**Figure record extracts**
◆ ◆ ◆

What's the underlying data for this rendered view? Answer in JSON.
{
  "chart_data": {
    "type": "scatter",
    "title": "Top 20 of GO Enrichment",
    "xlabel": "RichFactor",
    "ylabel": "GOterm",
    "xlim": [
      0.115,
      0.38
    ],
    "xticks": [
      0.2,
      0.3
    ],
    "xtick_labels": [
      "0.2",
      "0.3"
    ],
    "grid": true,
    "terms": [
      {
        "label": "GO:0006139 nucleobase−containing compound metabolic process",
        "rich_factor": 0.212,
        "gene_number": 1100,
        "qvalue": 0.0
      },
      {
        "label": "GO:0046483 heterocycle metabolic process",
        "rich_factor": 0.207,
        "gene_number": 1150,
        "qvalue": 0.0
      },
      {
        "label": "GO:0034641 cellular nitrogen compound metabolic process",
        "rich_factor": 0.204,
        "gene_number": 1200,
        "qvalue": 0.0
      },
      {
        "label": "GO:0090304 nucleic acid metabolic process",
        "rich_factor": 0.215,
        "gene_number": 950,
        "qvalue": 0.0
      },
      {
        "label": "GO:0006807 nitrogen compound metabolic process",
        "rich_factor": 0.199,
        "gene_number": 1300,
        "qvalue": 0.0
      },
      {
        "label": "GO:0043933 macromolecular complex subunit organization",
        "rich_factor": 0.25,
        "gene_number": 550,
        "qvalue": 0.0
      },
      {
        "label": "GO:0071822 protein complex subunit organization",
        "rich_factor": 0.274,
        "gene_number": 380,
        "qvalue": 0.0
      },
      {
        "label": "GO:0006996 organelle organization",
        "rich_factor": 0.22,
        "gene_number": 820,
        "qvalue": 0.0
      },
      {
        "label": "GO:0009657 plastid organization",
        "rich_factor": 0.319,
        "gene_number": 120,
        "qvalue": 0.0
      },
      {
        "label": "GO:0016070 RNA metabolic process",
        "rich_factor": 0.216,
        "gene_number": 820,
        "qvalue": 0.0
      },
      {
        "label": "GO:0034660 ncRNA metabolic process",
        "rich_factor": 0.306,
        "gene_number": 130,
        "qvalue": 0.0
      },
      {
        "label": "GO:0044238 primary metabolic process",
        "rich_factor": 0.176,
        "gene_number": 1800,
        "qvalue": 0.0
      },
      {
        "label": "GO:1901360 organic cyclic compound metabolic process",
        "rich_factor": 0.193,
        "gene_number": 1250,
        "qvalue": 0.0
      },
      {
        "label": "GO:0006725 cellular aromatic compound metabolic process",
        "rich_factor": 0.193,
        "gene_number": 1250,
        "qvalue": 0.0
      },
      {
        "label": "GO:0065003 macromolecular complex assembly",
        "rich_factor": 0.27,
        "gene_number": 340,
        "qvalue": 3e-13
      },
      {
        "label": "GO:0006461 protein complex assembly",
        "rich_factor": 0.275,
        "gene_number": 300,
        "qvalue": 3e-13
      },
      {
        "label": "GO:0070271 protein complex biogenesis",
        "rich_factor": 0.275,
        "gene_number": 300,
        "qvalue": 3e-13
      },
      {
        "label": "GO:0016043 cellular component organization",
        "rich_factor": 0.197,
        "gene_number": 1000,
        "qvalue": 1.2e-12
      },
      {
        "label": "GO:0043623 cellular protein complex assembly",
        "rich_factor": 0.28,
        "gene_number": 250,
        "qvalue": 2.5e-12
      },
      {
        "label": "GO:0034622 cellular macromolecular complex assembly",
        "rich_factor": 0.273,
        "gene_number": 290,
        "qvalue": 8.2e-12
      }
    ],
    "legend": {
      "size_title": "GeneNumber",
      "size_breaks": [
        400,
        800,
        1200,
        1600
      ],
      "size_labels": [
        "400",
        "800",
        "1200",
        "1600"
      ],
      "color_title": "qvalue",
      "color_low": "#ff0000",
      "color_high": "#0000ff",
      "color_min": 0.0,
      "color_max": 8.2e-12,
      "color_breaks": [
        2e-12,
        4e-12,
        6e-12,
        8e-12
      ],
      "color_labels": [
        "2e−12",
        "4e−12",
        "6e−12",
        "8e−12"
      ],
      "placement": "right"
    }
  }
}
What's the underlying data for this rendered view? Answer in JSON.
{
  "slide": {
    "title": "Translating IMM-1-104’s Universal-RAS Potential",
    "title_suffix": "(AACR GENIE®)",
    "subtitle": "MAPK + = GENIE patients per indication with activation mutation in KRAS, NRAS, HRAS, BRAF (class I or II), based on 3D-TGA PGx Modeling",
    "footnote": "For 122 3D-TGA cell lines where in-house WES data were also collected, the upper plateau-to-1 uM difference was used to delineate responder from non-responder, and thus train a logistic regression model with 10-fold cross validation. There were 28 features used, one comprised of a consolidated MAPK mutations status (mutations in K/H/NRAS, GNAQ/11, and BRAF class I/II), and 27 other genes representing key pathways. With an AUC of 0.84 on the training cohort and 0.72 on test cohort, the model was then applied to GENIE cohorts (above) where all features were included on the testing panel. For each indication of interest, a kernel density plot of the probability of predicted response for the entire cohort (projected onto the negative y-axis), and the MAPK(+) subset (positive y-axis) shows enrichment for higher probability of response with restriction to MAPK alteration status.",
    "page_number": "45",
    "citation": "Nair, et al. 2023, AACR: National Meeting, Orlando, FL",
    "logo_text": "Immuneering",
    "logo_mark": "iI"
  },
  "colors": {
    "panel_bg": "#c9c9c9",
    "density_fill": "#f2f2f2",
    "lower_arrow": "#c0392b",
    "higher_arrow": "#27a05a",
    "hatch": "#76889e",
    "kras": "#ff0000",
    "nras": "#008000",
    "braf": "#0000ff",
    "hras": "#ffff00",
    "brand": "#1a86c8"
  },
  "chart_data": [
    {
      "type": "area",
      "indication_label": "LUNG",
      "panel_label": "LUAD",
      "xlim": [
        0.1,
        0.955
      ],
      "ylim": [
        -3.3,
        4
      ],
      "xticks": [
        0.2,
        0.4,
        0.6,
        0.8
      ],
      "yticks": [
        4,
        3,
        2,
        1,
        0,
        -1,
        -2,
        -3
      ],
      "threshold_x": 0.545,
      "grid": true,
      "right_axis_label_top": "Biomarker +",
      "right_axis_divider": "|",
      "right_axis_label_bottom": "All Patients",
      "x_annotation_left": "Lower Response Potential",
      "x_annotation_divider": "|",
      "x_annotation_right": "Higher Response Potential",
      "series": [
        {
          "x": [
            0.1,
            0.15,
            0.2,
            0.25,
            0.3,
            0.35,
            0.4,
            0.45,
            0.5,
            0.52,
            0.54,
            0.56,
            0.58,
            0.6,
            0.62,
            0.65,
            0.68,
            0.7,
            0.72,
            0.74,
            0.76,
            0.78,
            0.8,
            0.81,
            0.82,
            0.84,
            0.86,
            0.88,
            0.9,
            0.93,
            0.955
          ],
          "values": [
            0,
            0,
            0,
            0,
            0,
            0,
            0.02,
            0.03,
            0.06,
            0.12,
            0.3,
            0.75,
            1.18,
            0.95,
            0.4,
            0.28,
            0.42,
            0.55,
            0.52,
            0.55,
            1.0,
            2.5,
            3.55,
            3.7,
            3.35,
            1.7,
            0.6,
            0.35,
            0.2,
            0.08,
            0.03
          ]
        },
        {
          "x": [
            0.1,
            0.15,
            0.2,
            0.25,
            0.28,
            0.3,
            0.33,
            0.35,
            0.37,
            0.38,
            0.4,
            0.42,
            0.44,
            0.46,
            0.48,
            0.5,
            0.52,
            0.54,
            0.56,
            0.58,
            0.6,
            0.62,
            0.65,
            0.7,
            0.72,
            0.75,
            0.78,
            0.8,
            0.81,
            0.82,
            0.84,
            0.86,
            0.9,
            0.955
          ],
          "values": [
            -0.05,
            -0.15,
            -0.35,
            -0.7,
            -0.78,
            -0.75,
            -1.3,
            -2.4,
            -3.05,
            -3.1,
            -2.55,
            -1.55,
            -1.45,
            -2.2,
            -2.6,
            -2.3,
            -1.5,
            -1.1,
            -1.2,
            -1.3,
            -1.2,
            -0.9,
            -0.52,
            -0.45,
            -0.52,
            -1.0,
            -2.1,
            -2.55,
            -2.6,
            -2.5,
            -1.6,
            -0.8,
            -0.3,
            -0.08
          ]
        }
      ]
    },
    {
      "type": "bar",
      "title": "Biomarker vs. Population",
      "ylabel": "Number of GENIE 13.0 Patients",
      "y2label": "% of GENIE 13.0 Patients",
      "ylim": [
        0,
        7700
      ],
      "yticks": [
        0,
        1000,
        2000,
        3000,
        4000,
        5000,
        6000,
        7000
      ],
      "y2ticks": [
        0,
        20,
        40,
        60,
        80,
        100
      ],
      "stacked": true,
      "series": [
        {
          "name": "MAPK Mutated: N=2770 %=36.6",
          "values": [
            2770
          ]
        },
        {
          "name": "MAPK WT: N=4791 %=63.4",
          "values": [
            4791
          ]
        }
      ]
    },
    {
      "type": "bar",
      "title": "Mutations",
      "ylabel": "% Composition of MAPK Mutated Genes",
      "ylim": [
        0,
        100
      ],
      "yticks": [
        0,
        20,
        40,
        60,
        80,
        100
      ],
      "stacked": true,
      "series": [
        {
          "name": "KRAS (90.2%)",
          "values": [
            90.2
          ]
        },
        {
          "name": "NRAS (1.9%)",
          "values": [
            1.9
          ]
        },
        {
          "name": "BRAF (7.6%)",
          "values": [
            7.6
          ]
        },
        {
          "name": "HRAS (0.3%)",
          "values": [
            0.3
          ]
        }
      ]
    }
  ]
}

◆ ◆ ◆

**Task details**
Show the lines where the word "subunit" appears in the entries.

**Solved problem**
        "label": "GO:0043933 macromolecular complex subunit organization",
        "label": "GO:0071822 protein complex subunit organization",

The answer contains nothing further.